(Stored records)
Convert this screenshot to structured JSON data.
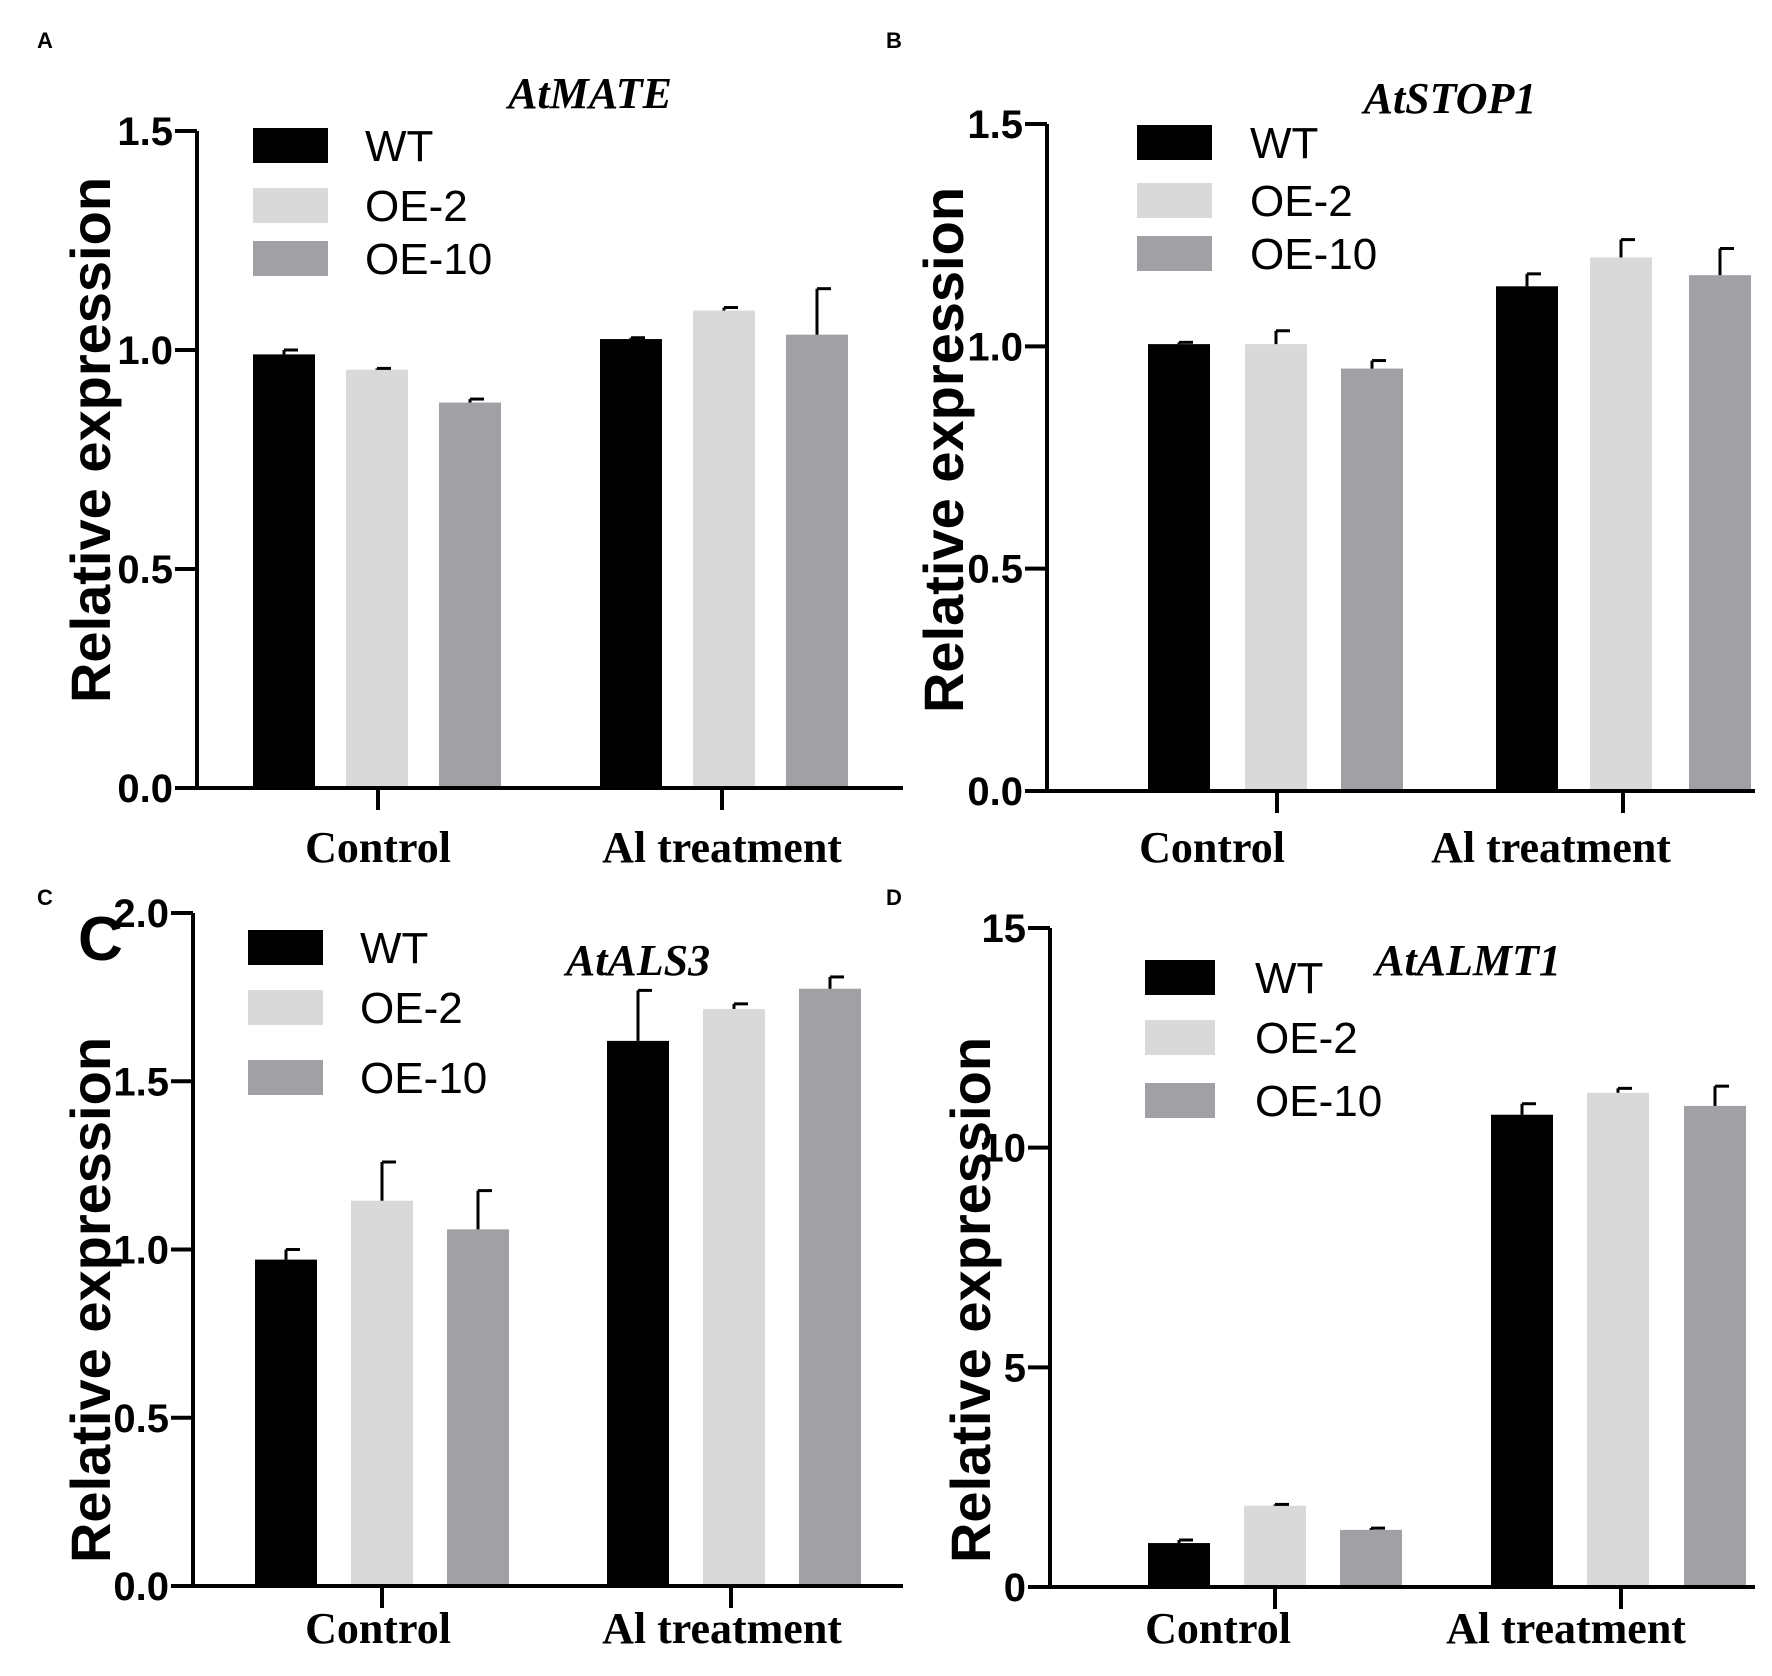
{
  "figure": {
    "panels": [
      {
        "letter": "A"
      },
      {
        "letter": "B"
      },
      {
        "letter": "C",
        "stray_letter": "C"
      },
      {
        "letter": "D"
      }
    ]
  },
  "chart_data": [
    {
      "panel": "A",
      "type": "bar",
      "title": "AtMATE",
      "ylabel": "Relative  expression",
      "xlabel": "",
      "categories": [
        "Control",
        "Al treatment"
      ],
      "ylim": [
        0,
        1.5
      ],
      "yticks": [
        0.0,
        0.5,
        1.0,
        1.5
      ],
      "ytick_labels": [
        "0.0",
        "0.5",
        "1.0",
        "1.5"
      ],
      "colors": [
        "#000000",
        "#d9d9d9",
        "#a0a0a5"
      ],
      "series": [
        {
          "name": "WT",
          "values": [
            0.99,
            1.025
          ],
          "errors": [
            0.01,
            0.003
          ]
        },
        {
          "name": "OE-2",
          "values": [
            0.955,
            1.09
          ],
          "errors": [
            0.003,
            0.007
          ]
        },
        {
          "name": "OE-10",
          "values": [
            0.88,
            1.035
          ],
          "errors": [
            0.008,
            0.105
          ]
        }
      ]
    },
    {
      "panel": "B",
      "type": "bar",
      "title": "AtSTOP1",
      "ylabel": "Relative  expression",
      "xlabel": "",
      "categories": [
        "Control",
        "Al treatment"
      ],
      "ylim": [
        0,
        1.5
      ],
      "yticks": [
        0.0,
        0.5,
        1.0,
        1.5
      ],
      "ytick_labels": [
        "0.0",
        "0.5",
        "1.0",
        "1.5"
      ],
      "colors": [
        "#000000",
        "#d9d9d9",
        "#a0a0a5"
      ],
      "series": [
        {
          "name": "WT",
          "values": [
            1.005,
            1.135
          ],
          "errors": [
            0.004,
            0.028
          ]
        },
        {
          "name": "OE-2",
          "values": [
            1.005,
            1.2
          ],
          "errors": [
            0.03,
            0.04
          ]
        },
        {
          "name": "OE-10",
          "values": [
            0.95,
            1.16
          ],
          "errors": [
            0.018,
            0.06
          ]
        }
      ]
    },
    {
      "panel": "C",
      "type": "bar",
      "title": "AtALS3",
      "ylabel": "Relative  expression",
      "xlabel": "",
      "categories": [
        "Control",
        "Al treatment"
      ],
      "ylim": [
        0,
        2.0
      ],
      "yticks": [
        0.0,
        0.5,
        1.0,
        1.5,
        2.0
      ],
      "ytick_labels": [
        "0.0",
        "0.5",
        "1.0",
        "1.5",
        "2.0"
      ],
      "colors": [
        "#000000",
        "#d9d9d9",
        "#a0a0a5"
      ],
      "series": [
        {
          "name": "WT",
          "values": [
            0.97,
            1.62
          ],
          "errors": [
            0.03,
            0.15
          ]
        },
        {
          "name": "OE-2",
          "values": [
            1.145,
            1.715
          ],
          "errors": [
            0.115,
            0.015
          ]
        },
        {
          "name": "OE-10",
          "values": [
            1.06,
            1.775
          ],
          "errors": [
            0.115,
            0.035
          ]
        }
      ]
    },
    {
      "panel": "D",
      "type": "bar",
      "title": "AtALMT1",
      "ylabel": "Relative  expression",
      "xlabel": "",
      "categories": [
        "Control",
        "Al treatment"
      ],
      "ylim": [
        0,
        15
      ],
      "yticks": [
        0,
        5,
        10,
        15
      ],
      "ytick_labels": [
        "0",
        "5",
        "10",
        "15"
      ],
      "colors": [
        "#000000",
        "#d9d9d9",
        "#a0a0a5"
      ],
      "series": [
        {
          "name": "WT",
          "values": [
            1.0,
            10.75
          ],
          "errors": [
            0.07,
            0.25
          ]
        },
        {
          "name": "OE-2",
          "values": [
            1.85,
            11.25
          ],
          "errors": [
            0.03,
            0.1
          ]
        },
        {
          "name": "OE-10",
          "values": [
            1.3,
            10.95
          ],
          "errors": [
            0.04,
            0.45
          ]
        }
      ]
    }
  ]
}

Instructions to follow:
Omit the pictures and give the material again, exactly and in full.

Solution:
Convert this screenshot to structured JSON data.
{
  "figure": {
    "panels": [
      {
        "letter": "A"
      },
      {
        "letter": "B"
      },
      {
        "letter": "C",
        "stray_letter": "C"
      },
      {
        "letter": "D"
      }
    ]
  },
  "chart_data": [
    {
      "panel": "A",
      "type": "bar",
      "title": "AtMATE",
      "ylabel": "Relative  expression",
      "xlabel": "",
      "categories": [
        "Control",
        "Al treatment"
      ],
      "ylim": [
        0,
        1.5
      ],
      "yticks": [
        0.0,
        0.5,
        1.0,
        1.5
      ],
      "ytick_labels": [
        "0.0",
        "0.5",
        "1.0",
        "1.5"
      ],
      "colors": [
        "#000000",
        "#d9d9d9",
        "#a0a0a5"
      ],
      "series": [
        {
          "name": "WT",
          "values": [
            0.99,
            1.025
          ],
          "errors": [
            0.01,
            0.003
          ]
        },
        {
          "name": "OE-2",
          "values": [
            0.955,
            1.09
          ],
          "errors": [
            0.003,
            0.007
          ]
        },
        {
          "name": "OE-10",
          "values": [
            0.88,
            1.035
          ],
          "errors": [
            0.008,
            0.105
          ]
        }
      ]
    },
    {
      "panel": "B",
      "type": "bar",
      "title": "AtSTOP1",
      "ylabel": "Relative  expression",
      "xlabel": "",
      "categories": [
        "Control",
        "Al treatment"
      ],
      "ylim": [
        0,
        1.5
      ],
      "yticks": [
        0.0,
        0.5,
        1.0,
        1.5
      ],
      "ytick_labels": [
        "0.0",
        "0.5",
        "1.0",
        "1.5"
      ],
      "colors": [
        "#000000",
        "#d9d9d9",
        "#a0a0a5"
      ],
      "series": [
        {
          "name": "WT",
          "values": [
            1.005,
            1.135
          ],
          "errors": [
            0.004,
            0.028
          ]
        },
        {
          "name": "OE-2",
          "values": [
            1.005,
            1.2
          ],
          "errors": [
            0.03,
            0.04
          ]
        },
        {
          "name": "OE-10",
          "values": [
            0.95,
            1.16
          ],
          "errors": [
            0.018,
            0.06
          ]
        }
      ]
    },
    {
      "panel": "C",
      "type": "bar",
      "title": "AtALS3",
      "ylabel": "Relative  expression",
      "xlabel": "",
      "categories": [
        "Control",
        "Al treatment"
      ],
      "ylim": [
        0,
        2.0
      ],
      "yticks": [
        0.0,
        0.5,
        1.0,
        1.5,
        2.0
      ],
      "ytick_labels": [
        "0.0",
        "0.5",
        "1.0",
        "1.5",
        "2.0"
      ],
      "colors": [
        "#000000",
        "#d9d9d9",
        "#a0a0a5"
      ],
      "series": [
        {
          "name": "WT",
          "values": [
            0.97,
            1.62
          ],
          "errors": [
            0.03,
            0.15
          ]
        },
        {
          "name": "OE-2",
          "values": [
            1.145,
            1.715
          ],
          "errors": [
            0.115,
            0.015
          ]
        },
        {
          "name": "OE-10",
          "values": [
            1.06,
            1.775
          ],
          "errors": [
            0.115,
            0.035
          ]
        }
      ]
    },
    {
      "panel": "D",
      "type": "bar",
      "title": "AtALMT1",
      "ylabel": "Relative  expression",
      "xlabel": "",
      "categories": [
        "Control",
        "Al treatment"
      ],
      "ylim": [
        0,
        15
      ],
      "yticks": [
        0,
        5,
        10,
        15
      ],
      "ytick_labels": [
        "0",
        "5",
        "10",
        "15"
      ],
      "colors": [
        "#000000",
        "#d9d9d9",
        "#a0a0a5"
      ],
      "series": [
        {
          "name": "WT",
          "values": [
            1.0,
            10.75
          ],
          "errors": [
            0.07,
            0.25
          ]
        },
        {
          "name": "OE-2",
          "values": [
            1.85,
            11.25
          ],
          "errors": [
            0.03,
            0.1
          ]
        },
        {
          "name": "OE-10",
          "values": [
            1.3,
            10.95
          ],
          "errors": [
            0.04,
            0.45
          ]
        }
      ]
    }
  ]
}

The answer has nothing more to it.